**Given request**. Assemble all lines in which the string "name" appears.

**Records provided**.
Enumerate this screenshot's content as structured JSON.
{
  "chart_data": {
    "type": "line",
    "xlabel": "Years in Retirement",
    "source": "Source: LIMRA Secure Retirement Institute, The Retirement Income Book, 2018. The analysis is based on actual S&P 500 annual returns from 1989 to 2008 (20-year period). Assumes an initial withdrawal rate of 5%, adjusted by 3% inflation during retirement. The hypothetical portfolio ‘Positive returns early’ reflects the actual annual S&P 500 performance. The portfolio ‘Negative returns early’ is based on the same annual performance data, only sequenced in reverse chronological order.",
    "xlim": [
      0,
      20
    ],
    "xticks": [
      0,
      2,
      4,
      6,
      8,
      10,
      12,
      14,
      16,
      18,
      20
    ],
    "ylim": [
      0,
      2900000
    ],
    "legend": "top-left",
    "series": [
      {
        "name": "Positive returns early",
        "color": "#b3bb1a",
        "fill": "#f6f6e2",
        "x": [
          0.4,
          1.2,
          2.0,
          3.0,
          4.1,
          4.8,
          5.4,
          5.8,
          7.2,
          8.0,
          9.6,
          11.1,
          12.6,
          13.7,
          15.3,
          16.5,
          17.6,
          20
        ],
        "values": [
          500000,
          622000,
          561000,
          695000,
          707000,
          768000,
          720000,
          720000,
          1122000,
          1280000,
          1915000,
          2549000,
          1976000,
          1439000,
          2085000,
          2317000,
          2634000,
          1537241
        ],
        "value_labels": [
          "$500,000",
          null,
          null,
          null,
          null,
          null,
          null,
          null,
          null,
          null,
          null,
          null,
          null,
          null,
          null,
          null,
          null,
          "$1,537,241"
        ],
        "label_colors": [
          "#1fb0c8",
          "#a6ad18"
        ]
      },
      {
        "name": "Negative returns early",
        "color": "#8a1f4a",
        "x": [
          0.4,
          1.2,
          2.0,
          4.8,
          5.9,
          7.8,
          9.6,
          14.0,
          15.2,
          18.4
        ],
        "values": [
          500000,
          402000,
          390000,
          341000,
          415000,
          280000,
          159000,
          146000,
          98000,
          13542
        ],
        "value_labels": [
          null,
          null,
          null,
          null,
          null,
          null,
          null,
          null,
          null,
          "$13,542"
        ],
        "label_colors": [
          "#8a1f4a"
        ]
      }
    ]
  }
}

**Complete answer**.
        "name": "Positive returns early",
        "name": "Negative returns early",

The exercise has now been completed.